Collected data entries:
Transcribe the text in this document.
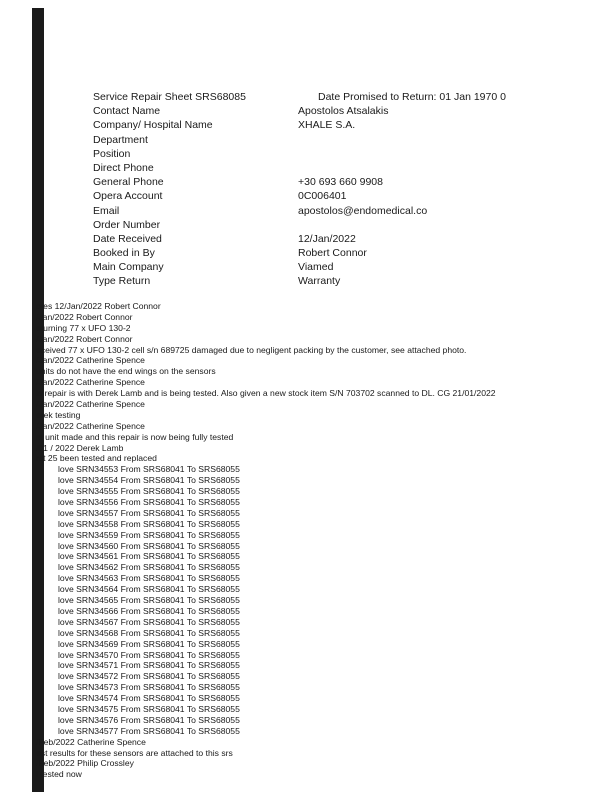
Service Repair Sheet SRS68085
Contact Name	Apostolos Atsalakis
Company/ Hospital Name	XHALE S.A.
Department
Position
Direct Phone
General Phone	+30 693 660 9908
Opera Account	0C006401
Email	apostolos@endomedical.co
Order Number
Date Received	12/Jan/2022
Booked in By	Robert Connor
Main Company	Viamed
Type Return	Warranty
Date Promised to Return: 01 Jan 1970 0
otes 12/Jan/2022 Robert Connor
/Jan/2022 Robert Connor
eturning 77 x UFO 130-2
/Jan/2022 Robert Connor
eceived 77 x UFO 130-2 cell s/n 689725 damaged due to negligent packing by the customer, see attached photo.
/Jan/2022 Catherine Spence
units do not have the end wings on the sensors
/Jan/2022 Catherine Spence
is repair is with Derek Lamb and is being tested. Also given a new stock item S/N 703702 scanned to DL. CG 21/01/2022
/Jan/2022 Catherine Spence
erek testing
/Jan/2022 Catherine Spence
st unit made and this repair is now being fully tested
/01 / 2022 Derek Lamb
rst 25 been tested and replaced
love SRN34553 From SRS68041 To SRS68055
love SRN34554 From SRS68041 To SRS68055
love SRN34555 From SRS68041 To SRS68055
love SRN34556 From SRS68041 To SRS68055
love SRN34557 From SRS68041 To SRS68055
love SRN34558 From SRS68041 To SRS68055
love SRN34559 From SRS68041 To SRS68055
love SRN34560 From SRS68041 To SRS68055
love SRN34561 From SRS68041 To SRS68055
love SRN34562 From SRS68041 To SRS68055
love SRN34563 From SRS68041 To SRS68055
love SRN34564 From SRS68041 To SRS68055
love SRN34565 From SRS68041 To SRS68055
love SRN34566 From SRS68041 To SRS68055
love SRN34567 From SRS68041 To SRS68055
love SRN34568 From SRS68041 To SRS68055
love SRN34569 From SRS68041 To SRS68055
love SRN34570 From SRS68041 To SRS68055
love SRN34571 From SRS68041 To SRS68055
love SRN34572 From SRS68041 To SRS68055
love SRN34573 From SRS68041 To SRS68055
love SRN34574 From SRS68041 To SRS68055
love SRN34575 From SRS68041 To SRS68055
love SRN34576 From SRS68041 To SRS68055
love SRN34577 From SRS68041 To SRS68055
/Feb/2022 Catherine Spence
est results for these sensors are attached to this srs
/Feb/2022 Philip Crossley
l tested now
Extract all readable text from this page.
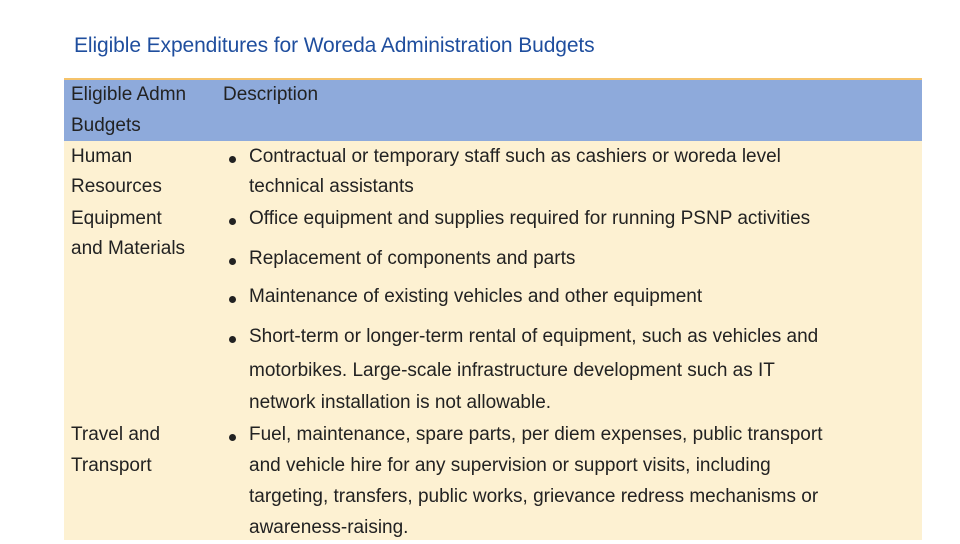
Eligible Expenditures for Woreda Administration Budgets
Eligible Admn
Budgets
Description
Human
Resources
Contractual or temporary staff such as cashiers or woreda level
technical assistants
Equipment
and Materials
Office equipment and supplies required for running PSNP activities
Replacement of components and parts
Maintenance of existing vehicles and other equipment
Short-term or longer-term rental of equipment, such as vehicles and
motorbikes. Large-scale infrastructure development such as IT
network installation is not allowable.
Travel and
Transport
Fuel, maintenance, spare parts, per diem expenses, public transport
and vehicle hire for any supervision or support visits, including
targeting, transfers, public works, grievance redress mechanisms or
awareness-raising.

▸ Task brief:
With the pictures left out, transcribe the material exactly.

▸ Full answer:
Transcribe the text in this document.
Service Repair Sheet SRS68085
Contact Name	Apostolos Atsalakis
Company/ Hospital Name	XHALE S.A.
Department
Position
Direct Phone
General Phone	+30 693 660 9908
Opera Account	0C006401
Email	apostolos@endomedical.co
Order Number
Date Received	12/Jan/2022
Booked in By	Robert Connor
Main Company	Viamed
Type Return	Warranty
Date Promised to Return: 01 Jan 1970 0
otes 12/Jan/2022 Robert Connor
/Jan/2022 Robert Connor
eturning 77 x UFO 130-2
/Jan/2022 Robert Connor
eceived 77 x UFO 130-2 cell s/n 689725 damaged due to negligent packing by the customer, see attached photo.
/Jan/2022 Catherine Spence
units do not have the end wings on the sensors
/Jan/2022 Catherine Spence
is repair is with Derek Lamb and is being tested. Also given a new stock item S/N 703702 scanned to DL. CG 21/01/2022
/Jan/2022 Catherine Spence
erek testing
/Jan/2022 Catherine Spence
st unit made and this repair is now being fully tested
/01 / 2022 Derek Lamb
rst 25 been tested and replaced
love SRN34553 From SRS68041 To SRS68055
love SRN34554 From SRS68041 To SRS68055
love SRN34555 From SRS68041 To SRS68055
love SRN34556 From SRS68041 To SRS68055
love SRN34557 From SRS68041 To SRS68055
love SRN34558 From SRS68041 To SRS68055
love SRN34559 From SRS68041 To SRS68055
love SRN34560 From SRS68041 To SRS68055
love SRN34561 From SRS68041 To SRS68055
love SRN34562 From SRS68041 To SRS68055
love SRN34563 From SRS68041 To SRS68055
love SRN34564 From SRS68041 To SRS68055
love SRN34565 From SRS68041 To SRS68055
love SRN34566 From SRS68041 To SRS68055
love SRN34567 From SRS68041 To SRS68055
love SRN34568 From SRS68041 To SRS68055
love SRN34569 From SRS68041 To SRS68055
love SRN34570 From SRS68041 To SRS68055
love SRN34571 From SRS68041 To SRS68055
love SRN34572 From SRS68041 To SRS68055
love SRN34573 From SRS68041 To SRS68055
love SRN34574 From SRS68041 To SRS68055
love SRN34575 From SRS68041 To SRS68055
love SRN34576 From SRS68041 To SRS68055
love SRN34577 From SRS68041 To SRS68055
/Feb/2022 Catherine Spence
est results for these sensors are attached to this srs
/Feb/2022 Philip Crossley
l tested now
Extract all readable text from this page.
Eligible Expenditures for Woreda Administration Budgets
Eligible Admn
Budgets
Description
Human
Resources
Contractual or temporary staff such as cashiers or woreda level
technical assistants
Equipment
and Materials
Office equipment and supplies required for running PSNP activities
Replacement of components and parts
Maintenance of existing vehicles and other equipment
Short-term or longer-term rental of equipment, such as vehicles and
motorbikes. Large-scale infrastructure development such as IT
network installation is not allowable.
Travel and
Transport
Fuel, maintenance, spare parts, per diem expenses, public transport
and vehicle hire for any supervision or support visits, including
targeting, transfers, public works, grievance redress mechanisms or
awareness-raising.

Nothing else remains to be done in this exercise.